• **INSTRUCTIONS FOR THE TASK**:
Gather up every line that includes the string "enfriamiento".

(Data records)

● ● ● ●

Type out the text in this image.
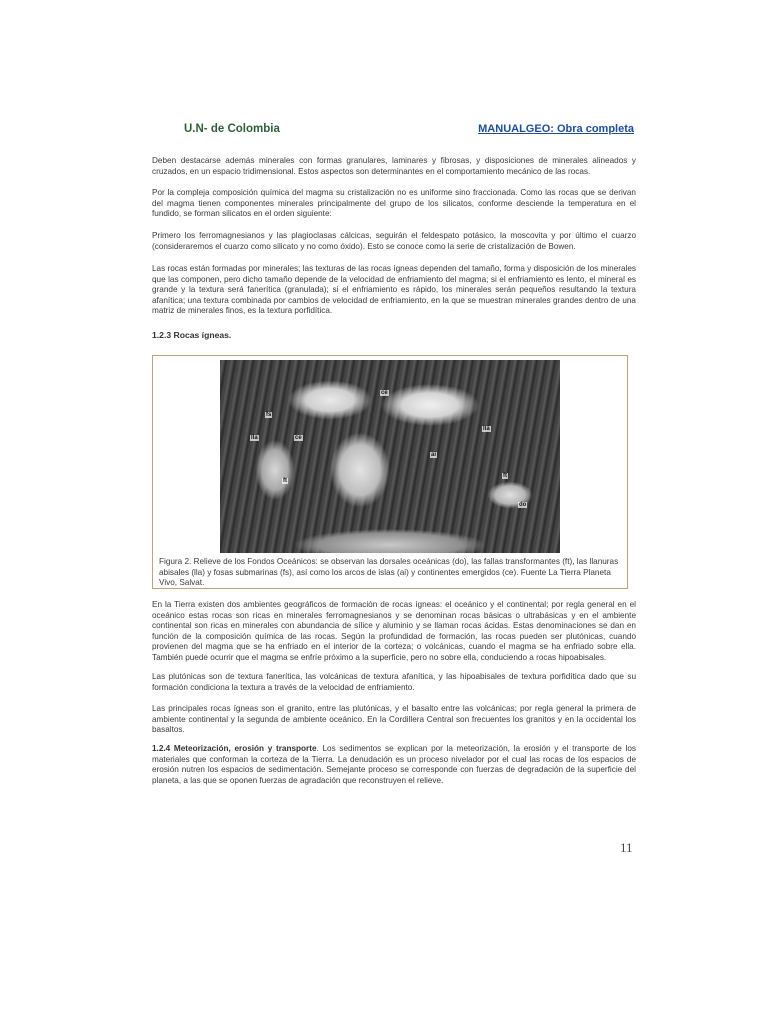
U.N- de Colombia	MANUALGEO: Obra completa

Deben destacarse además minerales con formas granulares, laminares y fibrosas, y disposiciones de minerales alineados y cruzados, en un espacio tridimensional. Estos aspectos son determinantes en el comportamiento mecánico de las rocas.

Por la compleja composición química del magma su cristalización no es uniforme sino fraccionada. Como las rocas que se derivan del magma tienen componentes minerales principalmente del grupo de los silicatos, conforme desciende la temperatura en el fundido, se forman silicatos en el orden siguiente:

Primero los ferromagnesianos y las plagioclasas cálcicas, seguirán el feldespato potásico, la moscovita y por último el cuarzo (consideraremos el cuarzo como silicato y no como óxido). Esto se conoce como la serie de cristalización de Bowen.

Las rocas están formadas por minerales; las texturas de las rocas ígneas dependen del tamaño, forma y disposición de los minerales que las componen, pero dicho tamaño depende de la velocidad de enfriamiento del magma; si el enfriamiento es lento, el mineral es grande y la textura será fanerítica (granulada); si el enfriamiento es rápido, los minerales serán pequeños resultando la textura afanítica; una textura combinada por cambios de velocidad de enfriamiento, en la que se muestran minerales grandes dentro de una matriz de minerales finos, es la textura porfidítica.

1.2.3 Rocas ígneas.
ce
ce
lla
lla
fs
ai
ft
ft
do

Figura 2. Relieve de los Fondos Oceánicos: se observan las dorsales oceánicas (do), las fallas transformantes (ft), las llanuras abisales (lla) y fosas submarinas (fs), así como los arcos de islas (ai) y continentes emergidos (ce). Fuente La Tierra Planeta Vivo, Salvat.

En la Tierra existen dos ambientes geográficos de formación de rocas ígneas: el oceánico y el continental; por regla general en el oceánico estas rocas son ricas en minerales ferromagnesianos y se denominan rocas básicas o ultrabásicas y en el ambiente continental son ricas en minerales con abundancia de sílice y aluminio y se llaman rocas ácidas. Estas denominaciones se dan en función de la composición química de las rocas. Según la profundidad de formación, las rocas pueden ser plutónicas, cuando provienen del magma que se ha enfriado en el interior de la corteza; o volcánicas, cuando el magma se ha enfriado sobre ella. También puede ocurrir que el magma se enfríe próximo a la superficie, pero no sobre ella, conduciendo a rocas hipoabisales.

Las plutónicas son de textura fanerítica, las volcánicas de textura afanítica, y las hipoabisales de textura porfidítica dado que su formación condiciona la textura a través de la velocidad de enfriamiento.

Las principales rocas ígneas son el granito, entre las plutónicas, y el basalto entre las volcánicas; por regla general la primera de ambiente continental y la segunda de ambiente oceánico. En la Cordillera Central son frecuentes los granitos y en la occidental los basaltos.

1.2.4 Meteorización, erosión y transporte. Los sedimentos se explican por la meteorización, la erosión y el transporte de los materiales que conforman la corteza de la Tierra. La denudación es un proceso nivelador por el cual las rocas de los espacios de erosión nutren los espacios de sedimentación. Semejante proceso se corresponde con fuerzas de degradación de la superficie del planeta, a las que se oponen fuerzas de agradación que reconstruyen el relieve.

11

● ● ● ●

• **RESPONSE TO THIS TASK**:
Las rocas están formadas por minerales; las texturas de las rocas ígneas dependen del tamaño, forma y disposición de los minerales que las componen, pero dicho tamaño depende de la velocidad de enfriamiento del magma; si el enfriamiento es lento, el mineral es grande y la textura será fanerítica (granulada); si el enfriamiento es rápido, los minerales serán pequeños resultando la textura afanítica; una textura combinada por cambios de velocidad de enfriamiento, en la que se muestran minerales grandes dentro de una matriz de minerales finos, es la textura porfidítica.
Las plutónicas son de textura fanerítica, las volcánicas de textura afanítica, y las hipoabisales de textura porfidítica dado que su formación condiciona la textura a través de la velocidad de enfriamiento.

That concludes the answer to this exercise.